WHAT THE TASK REQUIRES: Filter these entries, keeping only lines that hold the word "title".

STORED ROWS:
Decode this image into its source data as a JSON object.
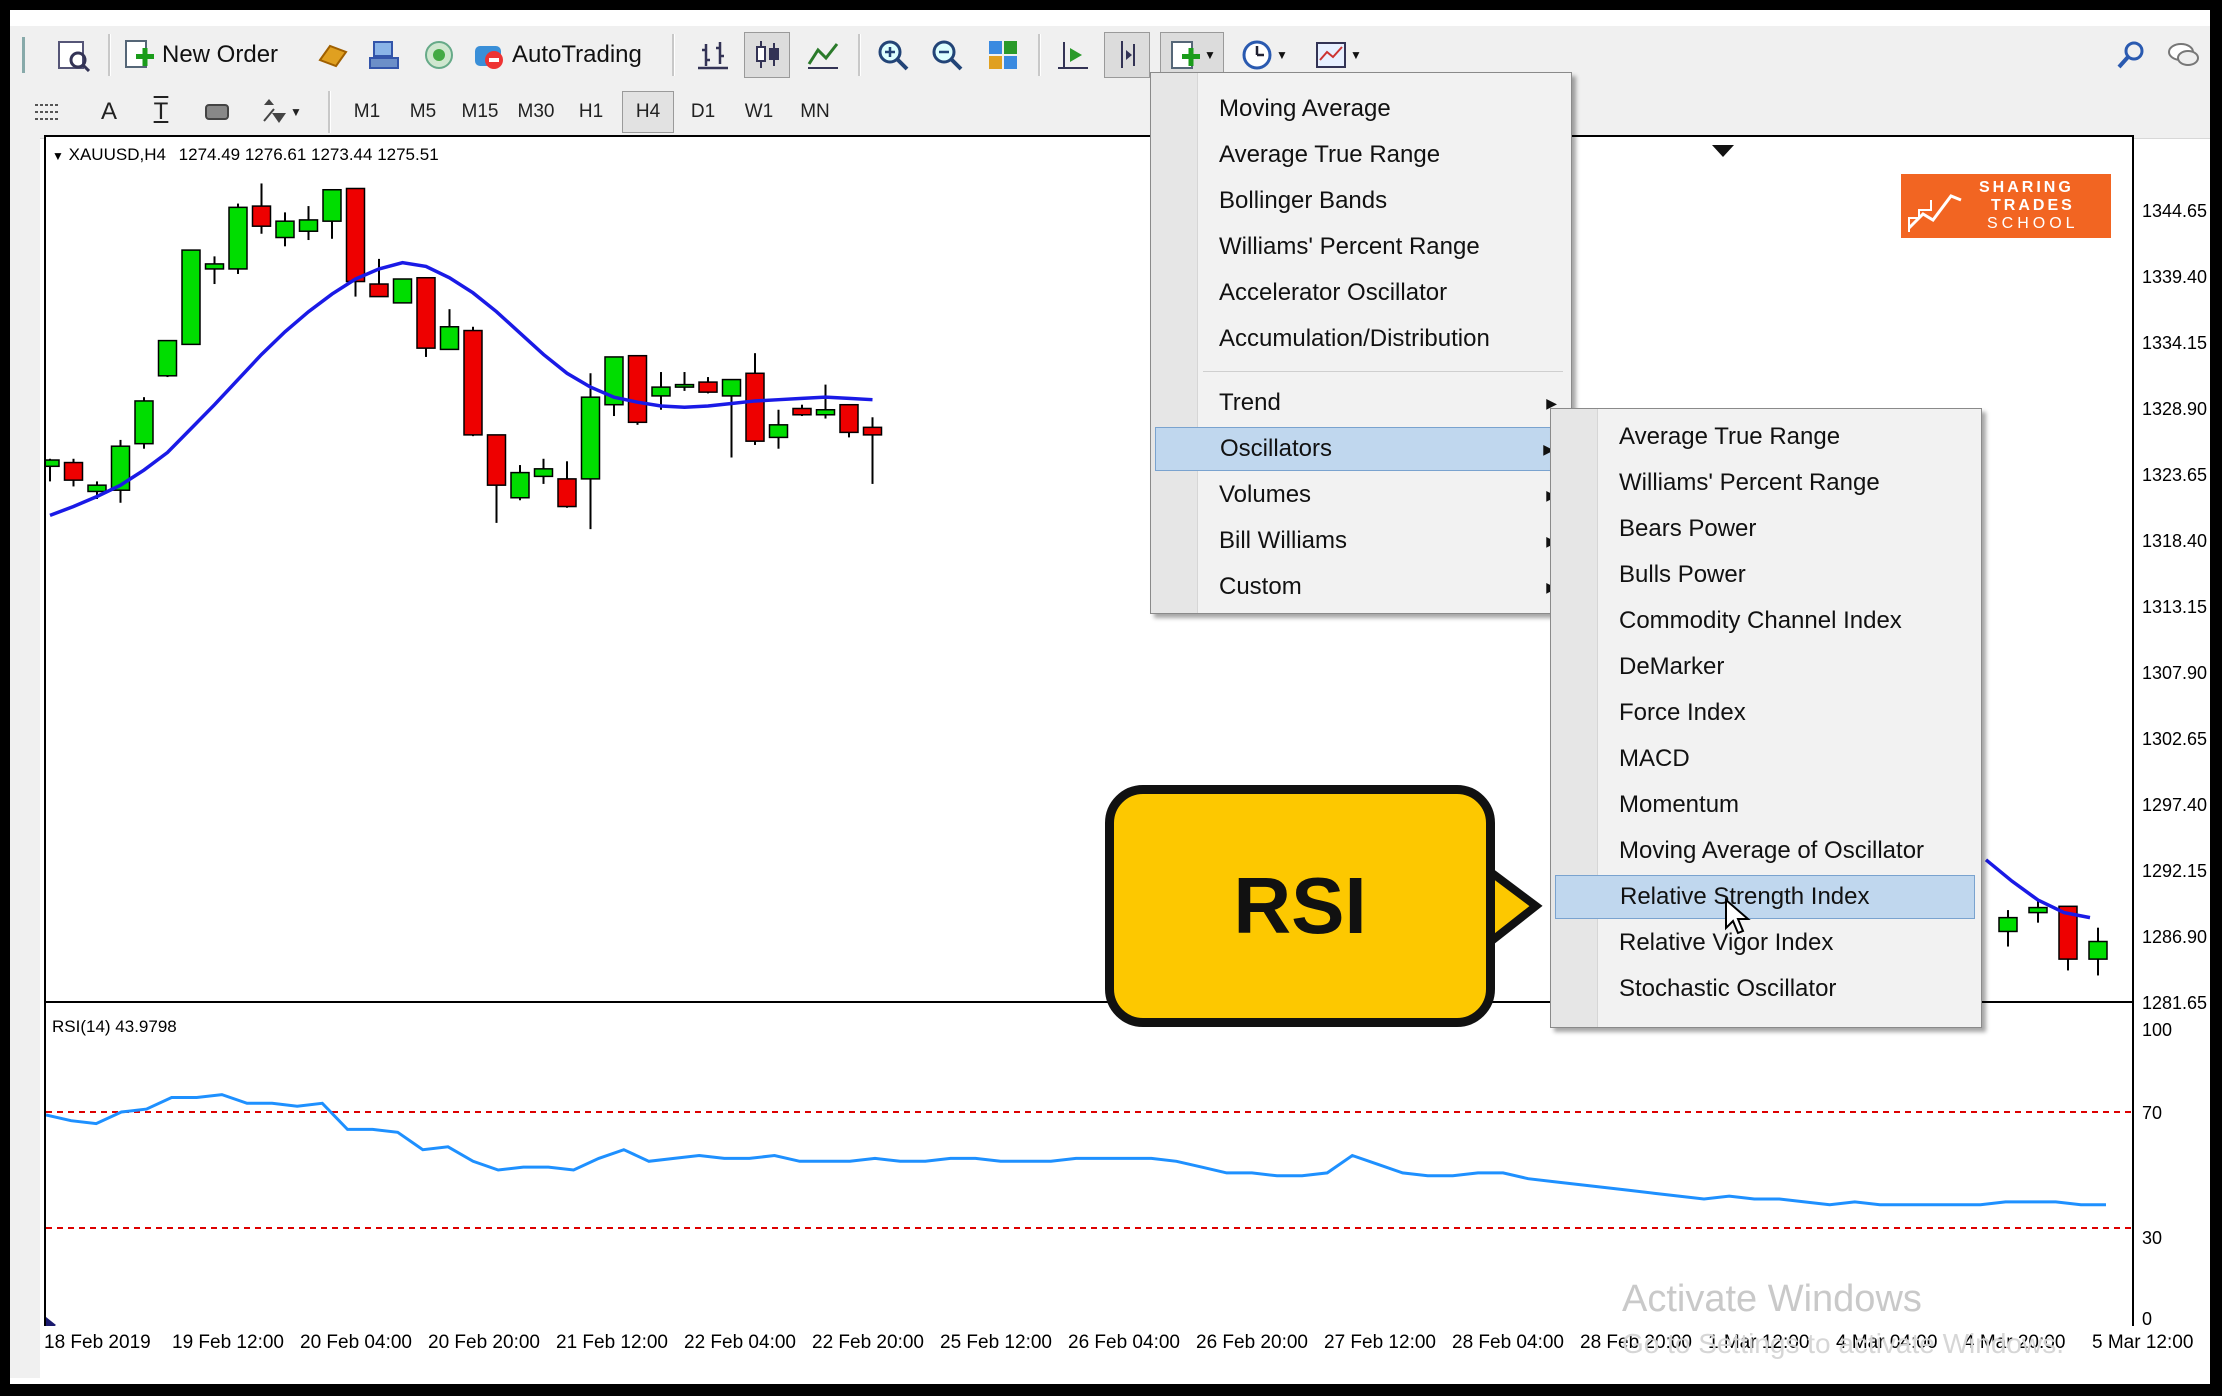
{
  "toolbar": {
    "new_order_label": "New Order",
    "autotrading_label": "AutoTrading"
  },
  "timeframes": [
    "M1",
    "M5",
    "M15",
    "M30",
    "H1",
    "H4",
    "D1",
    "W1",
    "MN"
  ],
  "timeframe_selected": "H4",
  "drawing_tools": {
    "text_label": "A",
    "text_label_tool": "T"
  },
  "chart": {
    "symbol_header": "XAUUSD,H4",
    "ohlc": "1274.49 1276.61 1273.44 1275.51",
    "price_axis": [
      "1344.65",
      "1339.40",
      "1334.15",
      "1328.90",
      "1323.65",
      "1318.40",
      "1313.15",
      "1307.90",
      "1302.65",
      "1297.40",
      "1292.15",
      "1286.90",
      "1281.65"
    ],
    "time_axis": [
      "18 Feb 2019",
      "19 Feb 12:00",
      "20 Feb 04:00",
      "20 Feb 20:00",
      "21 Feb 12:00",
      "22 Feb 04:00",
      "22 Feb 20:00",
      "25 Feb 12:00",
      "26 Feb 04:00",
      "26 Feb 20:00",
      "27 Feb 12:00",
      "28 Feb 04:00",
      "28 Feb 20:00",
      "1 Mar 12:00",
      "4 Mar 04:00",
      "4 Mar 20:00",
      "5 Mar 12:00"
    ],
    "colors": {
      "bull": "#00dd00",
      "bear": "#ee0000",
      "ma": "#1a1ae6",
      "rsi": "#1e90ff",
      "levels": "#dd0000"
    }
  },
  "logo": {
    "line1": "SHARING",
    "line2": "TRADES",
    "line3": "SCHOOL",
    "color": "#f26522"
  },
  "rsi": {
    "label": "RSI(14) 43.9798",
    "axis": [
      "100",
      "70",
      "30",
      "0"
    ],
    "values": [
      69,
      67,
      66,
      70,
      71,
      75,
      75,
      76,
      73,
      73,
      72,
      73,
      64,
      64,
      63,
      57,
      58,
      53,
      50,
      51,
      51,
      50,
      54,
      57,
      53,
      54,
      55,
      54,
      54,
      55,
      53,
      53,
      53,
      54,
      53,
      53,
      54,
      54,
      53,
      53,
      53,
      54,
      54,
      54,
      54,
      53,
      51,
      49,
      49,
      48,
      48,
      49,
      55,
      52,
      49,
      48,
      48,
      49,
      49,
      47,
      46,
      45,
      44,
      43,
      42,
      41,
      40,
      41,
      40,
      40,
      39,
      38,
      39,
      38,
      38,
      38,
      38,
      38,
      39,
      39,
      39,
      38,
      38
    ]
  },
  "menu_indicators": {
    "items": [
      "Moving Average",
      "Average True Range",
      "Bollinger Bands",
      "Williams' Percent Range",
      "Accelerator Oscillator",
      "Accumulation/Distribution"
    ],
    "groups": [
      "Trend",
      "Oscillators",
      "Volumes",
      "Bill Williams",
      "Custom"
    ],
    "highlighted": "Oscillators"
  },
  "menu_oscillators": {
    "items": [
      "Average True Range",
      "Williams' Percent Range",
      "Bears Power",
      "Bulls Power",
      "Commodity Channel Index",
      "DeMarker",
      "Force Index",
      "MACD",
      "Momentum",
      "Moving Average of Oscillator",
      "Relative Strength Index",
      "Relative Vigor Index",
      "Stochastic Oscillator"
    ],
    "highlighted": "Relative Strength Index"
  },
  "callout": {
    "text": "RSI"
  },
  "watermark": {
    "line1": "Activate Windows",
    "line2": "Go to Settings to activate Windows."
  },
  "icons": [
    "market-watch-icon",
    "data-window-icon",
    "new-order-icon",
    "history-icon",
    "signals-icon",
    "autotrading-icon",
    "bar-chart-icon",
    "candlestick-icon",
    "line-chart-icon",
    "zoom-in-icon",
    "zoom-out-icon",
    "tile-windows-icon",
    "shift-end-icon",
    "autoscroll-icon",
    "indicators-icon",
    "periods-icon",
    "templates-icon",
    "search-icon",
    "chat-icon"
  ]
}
...
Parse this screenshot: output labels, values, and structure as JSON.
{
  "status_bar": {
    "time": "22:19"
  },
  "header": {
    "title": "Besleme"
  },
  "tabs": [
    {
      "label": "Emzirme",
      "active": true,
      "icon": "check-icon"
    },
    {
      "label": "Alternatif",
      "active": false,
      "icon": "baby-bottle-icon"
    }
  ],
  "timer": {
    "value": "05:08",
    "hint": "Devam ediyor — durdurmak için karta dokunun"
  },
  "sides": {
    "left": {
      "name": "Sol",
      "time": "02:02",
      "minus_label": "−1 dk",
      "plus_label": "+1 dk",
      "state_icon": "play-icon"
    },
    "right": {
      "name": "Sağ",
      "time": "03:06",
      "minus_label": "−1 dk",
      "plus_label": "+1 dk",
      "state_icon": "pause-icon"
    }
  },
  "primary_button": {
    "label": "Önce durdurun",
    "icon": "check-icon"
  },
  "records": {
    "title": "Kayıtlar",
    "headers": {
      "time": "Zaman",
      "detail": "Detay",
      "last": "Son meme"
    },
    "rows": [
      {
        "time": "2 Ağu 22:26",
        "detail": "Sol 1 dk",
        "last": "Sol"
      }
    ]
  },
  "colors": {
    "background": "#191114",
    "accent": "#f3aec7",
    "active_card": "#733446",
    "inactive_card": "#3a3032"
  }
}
--
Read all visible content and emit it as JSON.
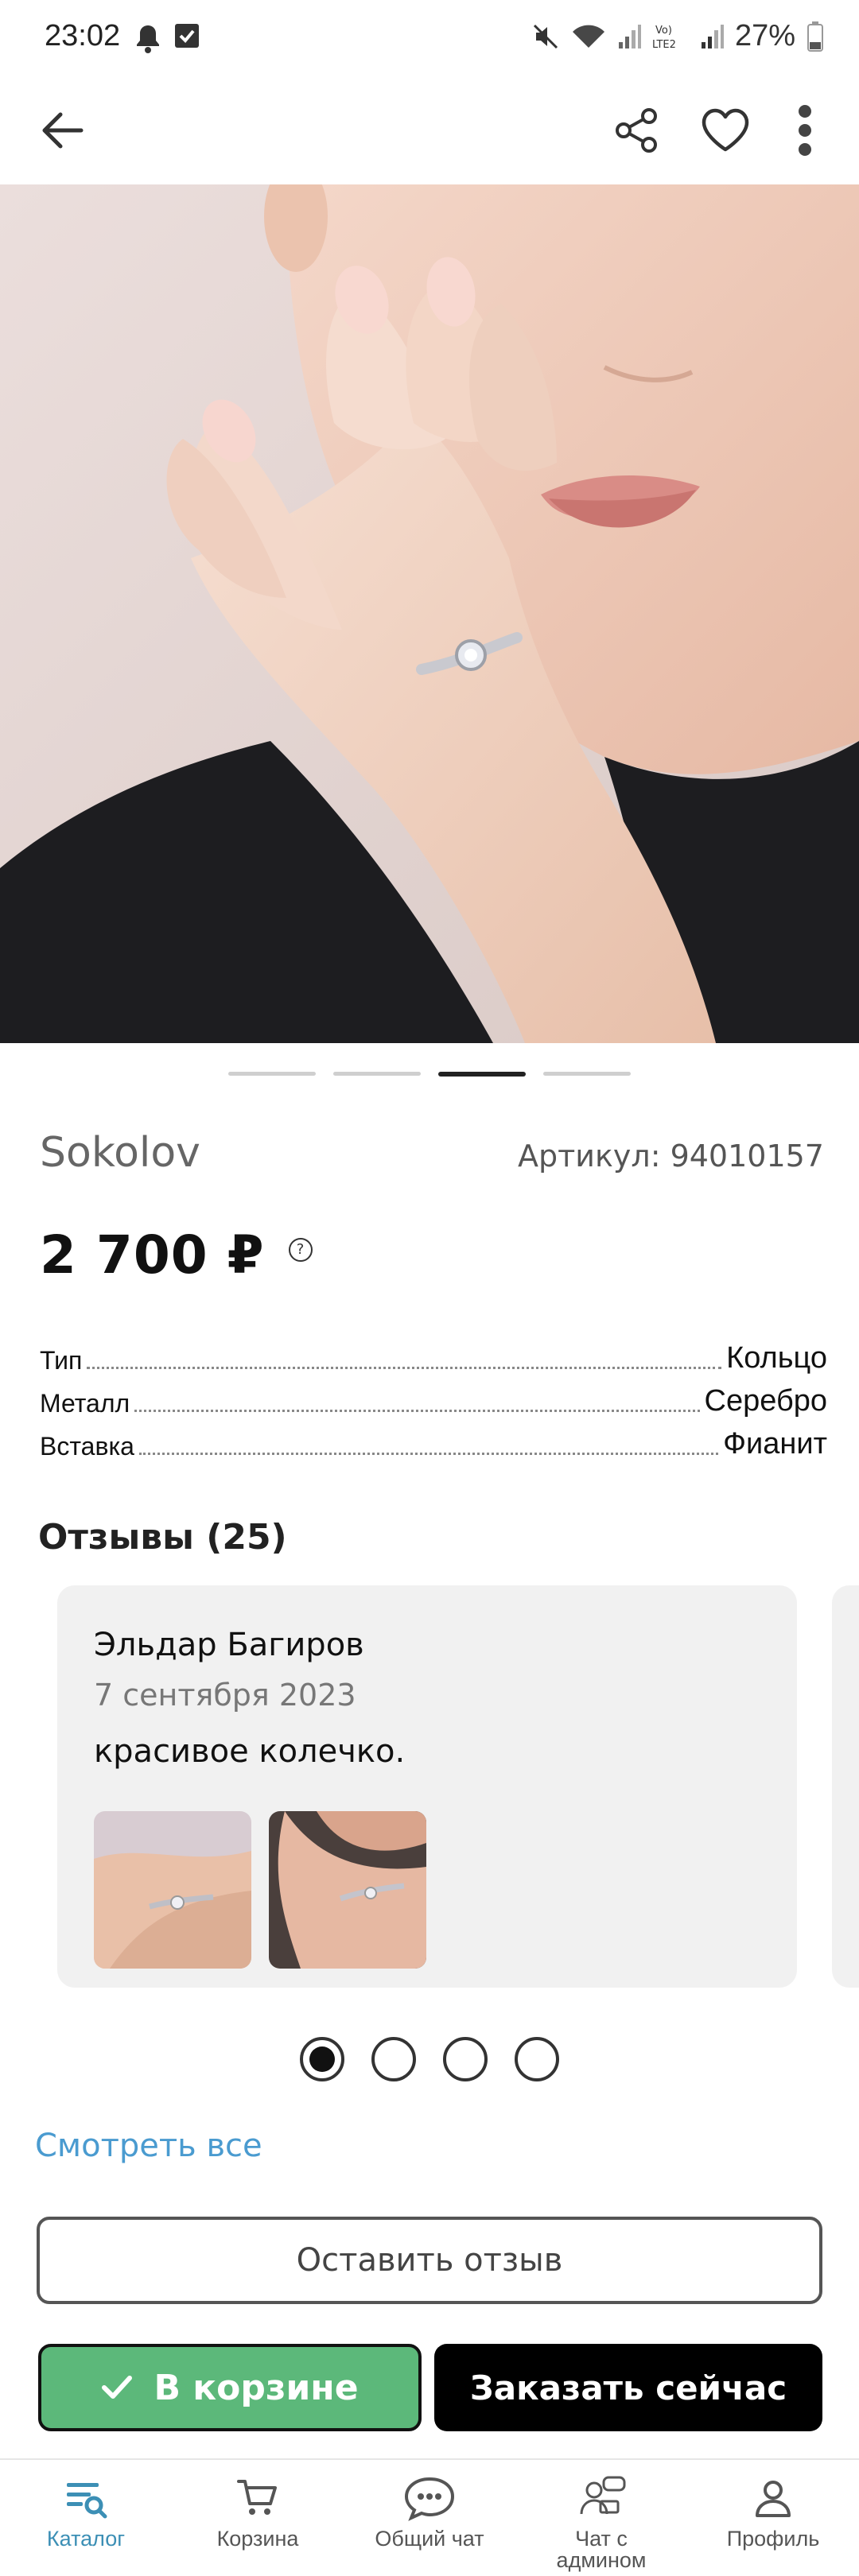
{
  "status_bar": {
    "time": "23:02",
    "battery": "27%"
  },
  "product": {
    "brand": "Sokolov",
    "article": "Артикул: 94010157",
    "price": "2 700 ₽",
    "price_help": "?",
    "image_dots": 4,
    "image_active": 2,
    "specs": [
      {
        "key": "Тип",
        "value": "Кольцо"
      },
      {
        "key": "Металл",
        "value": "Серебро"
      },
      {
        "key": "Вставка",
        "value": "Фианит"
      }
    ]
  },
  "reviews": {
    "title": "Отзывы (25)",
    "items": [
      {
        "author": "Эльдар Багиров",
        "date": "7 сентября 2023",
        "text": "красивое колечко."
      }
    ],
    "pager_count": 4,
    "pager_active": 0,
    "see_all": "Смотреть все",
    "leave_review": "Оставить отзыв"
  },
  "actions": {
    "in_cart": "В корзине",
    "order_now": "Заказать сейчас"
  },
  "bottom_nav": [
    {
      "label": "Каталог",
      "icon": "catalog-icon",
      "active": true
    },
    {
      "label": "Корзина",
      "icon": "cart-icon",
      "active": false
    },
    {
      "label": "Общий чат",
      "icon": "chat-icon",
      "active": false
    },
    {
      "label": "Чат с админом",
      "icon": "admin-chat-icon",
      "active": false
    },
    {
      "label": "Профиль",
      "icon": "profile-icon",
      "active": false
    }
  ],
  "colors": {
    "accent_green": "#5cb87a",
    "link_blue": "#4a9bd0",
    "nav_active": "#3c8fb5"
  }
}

FULL RESPONSE:
    "title": "Besleme"
    "title": "Kayıtlar",
    "title": "Отзывы (25)",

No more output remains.